Report only the number of lines in this material that include the string "UVEL".

_ _ _ _

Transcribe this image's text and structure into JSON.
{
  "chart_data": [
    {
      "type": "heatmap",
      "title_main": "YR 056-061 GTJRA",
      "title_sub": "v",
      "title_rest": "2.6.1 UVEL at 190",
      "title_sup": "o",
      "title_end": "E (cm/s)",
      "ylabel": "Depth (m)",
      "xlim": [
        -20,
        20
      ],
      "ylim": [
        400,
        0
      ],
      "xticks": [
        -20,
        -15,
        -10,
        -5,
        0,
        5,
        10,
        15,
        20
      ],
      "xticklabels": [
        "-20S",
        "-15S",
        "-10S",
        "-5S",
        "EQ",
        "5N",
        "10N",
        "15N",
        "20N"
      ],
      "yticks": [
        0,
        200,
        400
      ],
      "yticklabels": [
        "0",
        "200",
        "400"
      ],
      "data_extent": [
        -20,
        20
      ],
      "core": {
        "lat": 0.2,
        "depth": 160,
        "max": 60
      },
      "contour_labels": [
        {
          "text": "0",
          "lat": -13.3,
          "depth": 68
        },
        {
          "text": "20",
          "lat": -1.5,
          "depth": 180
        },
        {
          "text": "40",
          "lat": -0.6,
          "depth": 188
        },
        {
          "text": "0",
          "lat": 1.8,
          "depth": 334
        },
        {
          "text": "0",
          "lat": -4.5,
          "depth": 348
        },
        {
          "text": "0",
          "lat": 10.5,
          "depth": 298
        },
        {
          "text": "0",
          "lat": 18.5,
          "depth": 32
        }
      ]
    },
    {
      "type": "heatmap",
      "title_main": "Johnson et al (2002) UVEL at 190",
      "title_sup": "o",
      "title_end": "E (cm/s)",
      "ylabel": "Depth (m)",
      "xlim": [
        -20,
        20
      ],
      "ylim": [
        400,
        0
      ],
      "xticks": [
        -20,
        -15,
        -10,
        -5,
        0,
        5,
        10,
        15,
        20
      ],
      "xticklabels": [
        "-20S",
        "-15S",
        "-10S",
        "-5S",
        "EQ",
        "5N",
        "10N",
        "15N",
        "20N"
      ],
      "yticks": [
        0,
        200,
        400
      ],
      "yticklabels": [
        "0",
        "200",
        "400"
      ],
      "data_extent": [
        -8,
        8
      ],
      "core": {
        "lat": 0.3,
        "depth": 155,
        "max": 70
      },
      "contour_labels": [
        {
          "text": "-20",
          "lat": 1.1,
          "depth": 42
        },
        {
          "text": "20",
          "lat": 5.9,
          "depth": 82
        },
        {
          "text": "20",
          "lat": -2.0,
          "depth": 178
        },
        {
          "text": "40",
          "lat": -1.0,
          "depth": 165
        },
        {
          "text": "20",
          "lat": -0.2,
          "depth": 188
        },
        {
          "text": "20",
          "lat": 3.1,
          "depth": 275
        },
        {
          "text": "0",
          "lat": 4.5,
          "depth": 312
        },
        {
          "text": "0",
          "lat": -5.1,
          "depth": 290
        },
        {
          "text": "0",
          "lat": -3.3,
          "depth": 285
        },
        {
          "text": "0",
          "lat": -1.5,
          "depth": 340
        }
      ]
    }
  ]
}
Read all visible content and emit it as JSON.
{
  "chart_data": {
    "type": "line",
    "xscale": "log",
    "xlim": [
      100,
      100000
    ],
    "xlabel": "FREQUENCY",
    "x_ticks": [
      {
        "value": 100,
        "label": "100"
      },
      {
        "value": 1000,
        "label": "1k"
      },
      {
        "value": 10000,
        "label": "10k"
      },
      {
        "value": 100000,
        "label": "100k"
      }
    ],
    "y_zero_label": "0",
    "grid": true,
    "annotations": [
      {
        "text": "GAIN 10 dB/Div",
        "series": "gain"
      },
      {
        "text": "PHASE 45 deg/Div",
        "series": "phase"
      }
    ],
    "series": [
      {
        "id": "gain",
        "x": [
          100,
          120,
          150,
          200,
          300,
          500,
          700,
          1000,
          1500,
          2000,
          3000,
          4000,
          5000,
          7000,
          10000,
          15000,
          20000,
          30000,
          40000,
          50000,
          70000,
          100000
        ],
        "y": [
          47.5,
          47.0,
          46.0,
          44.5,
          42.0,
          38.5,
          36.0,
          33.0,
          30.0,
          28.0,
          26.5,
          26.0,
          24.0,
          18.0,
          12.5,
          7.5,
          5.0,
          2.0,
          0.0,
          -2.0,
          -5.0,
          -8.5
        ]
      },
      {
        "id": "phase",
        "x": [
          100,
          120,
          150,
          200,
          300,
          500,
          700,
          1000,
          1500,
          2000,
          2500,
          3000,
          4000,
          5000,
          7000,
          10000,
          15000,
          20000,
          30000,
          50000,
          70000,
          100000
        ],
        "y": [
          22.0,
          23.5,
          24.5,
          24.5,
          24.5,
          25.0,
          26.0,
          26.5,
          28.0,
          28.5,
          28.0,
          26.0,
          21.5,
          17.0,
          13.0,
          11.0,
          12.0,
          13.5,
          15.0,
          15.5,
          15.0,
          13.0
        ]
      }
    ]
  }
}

_ _ _ _

Solution for this exercise »
2